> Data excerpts
## Start
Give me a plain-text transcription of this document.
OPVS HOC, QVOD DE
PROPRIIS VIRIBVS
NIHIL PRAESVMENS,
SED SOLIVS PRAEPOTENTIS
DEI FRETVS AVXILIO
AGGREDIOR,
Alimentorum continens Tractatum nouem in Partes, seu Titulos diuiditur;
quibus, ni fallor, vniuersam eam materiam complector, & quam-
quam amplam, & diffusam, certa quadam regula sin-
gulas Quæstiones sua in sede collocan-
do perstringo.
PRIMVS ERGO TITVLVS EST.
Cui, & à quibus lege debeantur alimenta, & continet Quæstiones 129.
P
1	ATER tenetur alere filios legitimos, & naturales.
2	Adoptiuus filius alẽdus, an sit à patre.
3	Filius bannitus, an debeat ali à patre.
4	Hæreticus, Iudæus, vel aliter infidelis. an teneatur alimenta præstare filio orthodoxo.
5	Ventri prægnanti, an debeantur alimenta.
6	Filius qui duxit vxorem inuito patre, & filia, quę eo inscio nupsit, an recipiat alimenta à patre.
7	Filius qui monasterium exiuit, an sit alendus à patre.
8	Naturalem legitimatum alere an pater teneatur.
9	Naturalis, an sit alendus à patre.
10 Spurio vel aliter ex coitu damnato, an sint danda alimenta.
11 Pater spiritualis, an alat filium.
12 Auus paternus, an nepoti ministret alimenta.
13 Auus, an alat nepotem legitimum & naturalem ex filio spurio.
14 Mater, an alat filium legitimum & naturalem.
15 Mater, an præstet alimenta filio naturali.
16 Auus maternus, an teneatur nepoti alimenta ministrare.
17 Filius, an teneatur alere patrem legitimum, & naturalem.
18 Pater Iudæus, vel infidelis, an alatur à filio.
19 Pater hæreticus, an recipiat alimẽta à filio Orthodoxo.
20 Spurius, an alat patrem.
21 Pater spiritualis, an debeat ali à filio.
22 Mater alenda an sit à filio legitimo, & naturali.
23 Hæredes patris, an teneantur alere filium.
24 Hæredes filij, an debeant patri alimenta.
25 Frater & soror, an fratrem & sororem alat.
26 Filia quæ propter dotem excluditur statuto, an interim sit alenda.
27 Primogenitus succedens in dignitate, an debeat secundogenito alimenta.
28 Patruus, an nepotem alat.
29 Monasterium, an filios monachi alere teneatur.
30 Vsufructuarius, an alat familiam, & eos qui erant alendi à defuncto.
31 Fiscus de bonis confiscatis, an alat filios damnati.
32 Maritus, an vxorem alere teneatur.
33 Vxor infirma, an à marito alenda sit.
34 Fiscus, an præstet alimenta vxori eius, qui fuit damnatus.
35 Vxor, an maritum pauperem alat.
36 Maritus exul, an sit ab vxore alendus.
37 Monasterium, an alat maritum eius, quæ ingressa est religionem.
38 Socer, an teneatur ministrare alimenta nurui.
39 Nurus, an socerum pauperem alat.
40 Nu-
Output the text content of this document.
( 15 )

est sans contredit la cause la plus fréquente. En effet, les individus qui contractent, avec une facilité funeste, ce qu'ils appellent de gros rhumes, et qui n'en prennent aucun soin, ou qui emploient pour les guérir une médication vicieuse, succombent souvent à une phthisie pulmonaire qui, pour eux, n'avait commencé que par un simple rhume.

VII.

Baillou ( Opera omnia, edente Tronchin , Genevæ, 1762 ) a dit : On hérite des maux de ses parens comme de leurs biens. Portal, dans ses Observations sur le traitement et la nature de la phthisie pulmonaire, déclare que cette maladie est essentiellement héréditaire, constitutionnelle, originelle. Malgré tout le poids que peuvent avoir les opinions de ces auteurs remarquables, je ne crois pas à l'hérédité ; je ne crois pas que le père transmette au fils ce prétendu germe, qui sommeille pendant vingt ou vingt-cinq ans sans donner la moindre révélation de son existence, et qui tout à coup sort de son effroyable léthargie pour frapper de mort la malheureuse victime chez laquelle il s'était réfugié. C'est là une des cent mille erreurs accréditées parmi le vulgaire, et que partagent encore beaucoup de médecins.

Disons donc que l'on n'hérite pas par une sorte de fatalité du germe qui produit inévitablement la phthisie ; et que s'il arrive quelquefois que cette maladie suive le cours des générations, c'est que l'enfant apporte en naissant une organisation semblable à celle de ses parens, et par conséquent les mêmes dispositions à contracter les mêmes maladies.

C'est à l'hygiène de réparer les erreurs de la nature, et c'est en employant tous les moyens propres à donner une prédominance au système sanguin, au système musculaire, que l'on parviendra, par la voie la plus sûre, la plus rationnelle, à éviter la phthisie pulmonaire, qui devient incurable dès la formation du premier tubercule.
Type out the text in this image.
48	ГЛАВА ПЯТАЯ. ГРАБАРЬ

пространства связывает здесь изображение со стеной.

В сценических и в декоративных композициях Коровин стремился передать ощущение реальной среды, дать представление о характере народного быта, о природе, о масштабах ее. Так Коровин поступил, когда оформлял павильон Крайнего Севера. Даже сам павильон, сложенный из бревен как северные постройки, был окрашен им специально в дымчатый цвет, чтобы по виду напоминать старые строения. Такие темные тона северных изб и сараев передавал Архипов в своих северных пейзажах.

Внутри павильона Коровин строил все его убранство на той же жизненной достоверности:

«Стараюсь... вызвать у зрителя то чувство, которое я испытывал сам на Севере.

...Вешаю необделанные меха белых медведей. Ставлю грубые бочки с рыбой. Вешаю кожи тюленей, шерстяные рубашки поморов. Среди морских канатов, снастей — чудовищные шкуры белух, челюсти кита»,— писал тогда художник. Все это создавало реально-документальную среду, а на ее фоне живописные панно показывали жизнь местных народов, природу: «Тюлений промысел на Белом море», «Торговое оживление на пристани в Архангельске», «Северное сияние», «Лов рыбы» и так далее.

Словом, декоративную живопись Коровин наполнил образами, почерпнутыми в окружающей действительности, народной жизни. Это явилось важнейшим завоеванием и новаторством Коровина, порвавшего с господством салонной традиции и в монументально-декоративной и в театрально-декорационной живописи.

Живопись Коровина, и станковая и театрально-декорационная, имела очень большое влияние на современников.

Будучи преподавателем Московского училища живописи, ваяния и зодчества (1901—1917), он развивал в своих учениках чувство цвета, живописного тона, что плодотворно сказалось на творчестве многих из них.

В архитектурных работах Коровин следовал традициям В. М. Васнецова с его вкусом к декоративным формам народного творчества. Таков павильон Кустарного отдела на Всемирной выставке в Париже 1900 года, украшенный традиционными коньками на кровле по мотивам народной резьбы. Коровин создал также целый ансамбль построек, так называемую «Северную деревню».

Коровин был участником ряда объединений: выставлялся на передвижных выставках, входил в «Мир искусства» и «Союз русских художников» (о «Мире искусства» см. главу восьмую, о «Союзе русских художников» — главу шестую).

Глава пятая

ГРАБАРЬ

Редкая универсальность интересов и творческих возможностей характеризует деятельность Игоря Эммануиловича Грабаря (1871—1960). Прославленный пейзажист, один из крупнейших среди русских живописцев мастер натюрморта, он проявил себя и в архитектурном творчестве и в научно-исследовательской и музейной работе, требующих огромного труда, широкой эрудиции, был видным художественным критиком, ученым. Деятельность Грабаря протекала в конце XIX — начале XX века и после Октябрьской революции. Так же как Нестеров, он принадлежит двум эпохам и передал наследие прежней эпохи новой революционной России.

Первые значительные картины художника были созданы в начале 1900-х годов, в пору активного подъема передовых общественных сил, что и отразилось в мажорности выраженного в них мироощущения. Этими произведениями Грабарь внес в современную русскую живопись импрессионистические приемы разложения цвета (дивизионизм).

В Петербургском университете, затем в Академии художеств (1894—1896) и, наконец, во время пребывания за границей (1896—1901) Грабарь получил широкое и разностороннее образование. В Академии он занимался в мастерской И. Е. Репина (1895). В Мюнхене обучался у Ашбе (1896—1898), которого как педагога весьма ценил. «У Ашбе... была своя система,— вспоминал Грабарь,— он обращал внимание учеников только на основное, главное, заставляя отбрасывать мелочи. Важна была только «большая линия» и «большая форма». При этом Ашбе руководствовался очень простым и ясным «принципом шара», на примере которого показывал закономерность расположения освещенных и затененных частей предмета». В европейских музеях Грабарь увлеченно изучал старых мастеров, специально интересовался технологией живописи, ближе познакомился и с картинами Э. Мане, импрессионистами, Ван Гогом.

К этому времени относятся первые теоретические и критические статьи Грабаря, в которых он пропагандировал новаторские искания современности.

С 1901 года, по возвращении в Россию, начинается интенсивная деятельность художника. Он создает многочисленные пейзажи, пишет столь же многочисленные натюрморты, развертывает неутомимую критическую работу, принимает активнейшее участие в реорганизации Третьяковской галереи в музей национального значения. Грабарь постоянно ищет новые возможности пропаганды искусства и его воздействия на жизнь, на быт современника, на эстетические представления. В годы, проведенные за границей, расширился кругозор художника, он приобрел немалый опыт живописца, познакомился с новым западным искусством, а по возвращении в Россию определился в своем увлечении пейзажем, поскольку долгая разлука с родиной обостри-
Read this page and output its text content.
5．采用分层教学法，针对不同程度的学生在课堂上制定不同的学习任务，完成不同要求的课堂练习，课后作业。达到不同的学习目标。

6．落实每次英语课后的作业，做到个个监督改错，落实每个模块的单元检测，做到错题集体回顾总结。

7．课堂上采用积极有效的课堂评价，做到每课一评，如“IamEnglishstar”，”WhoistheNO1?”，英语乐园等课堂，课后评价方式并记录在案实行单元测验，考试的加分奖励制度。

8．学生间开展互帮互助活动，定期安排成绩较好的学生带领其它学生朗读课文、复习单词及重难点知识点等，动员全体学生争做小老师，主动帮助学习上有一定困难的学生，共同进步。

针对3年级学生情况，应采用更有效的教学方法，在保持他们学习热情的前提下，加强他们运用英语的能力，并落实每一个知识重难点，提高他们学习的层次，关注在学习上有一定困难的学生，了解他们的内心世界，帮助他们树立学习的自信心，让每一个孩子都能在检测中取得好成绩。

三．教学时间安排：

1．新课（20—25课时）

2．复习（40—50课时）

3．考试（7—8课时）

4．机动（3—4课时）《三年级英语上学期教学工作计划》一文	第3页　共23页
## End
> Directions for this task
Reproduce the records above exactly, starting with the line that contains "Read this page and output its text content." and ending with the last line.

> Worked solution
Read this page and output its text content.
5．采用分层教学法，针对不同程度的学生在课堂上制定不同的学习任务，完成不同要求的课堂练习，课后作业。达到不同的学习目标。

6．落实每次英语课后的作业，做到个个监督改错，落实每个模块的单元检测，做到错题集体回顾总结。

7．课堂上采用积极有效的课堂评价，做到每课一评，如“IamEnglishstar”，”WhoistheNO1?”，英语乐园等课堂，课后评价方式并记录在案实行单元测验，考试的加分奖励制度。

8．学生间开展互帮互助活动，定期安排成绩较好的学生带领其它学生朗读课文、复习单词及重难点知识点等，动员全体学生争做小老师，主动帮助学习上有一定困难的学生，共同进步。

针对3年级学生情况，应采用更有效的教学方法，在保持他们学习热情的前提下，加强他们运用英语的能力，并落实每一个知识重难点，提高他们学习的层次，关注在学习上有一定困难的学生，了解他们的内心世界，帮助他们树立学习的自信心，让每一个孩子都能在检测中取得好成绩。

三．教学时间安排：

1．新课（20—25课时）

2．复习（40—50课时）

3．考试（7—8课时）

4．机动（3—4课时）《三年级英语上学期教学工作计划》一文	第3页　共23页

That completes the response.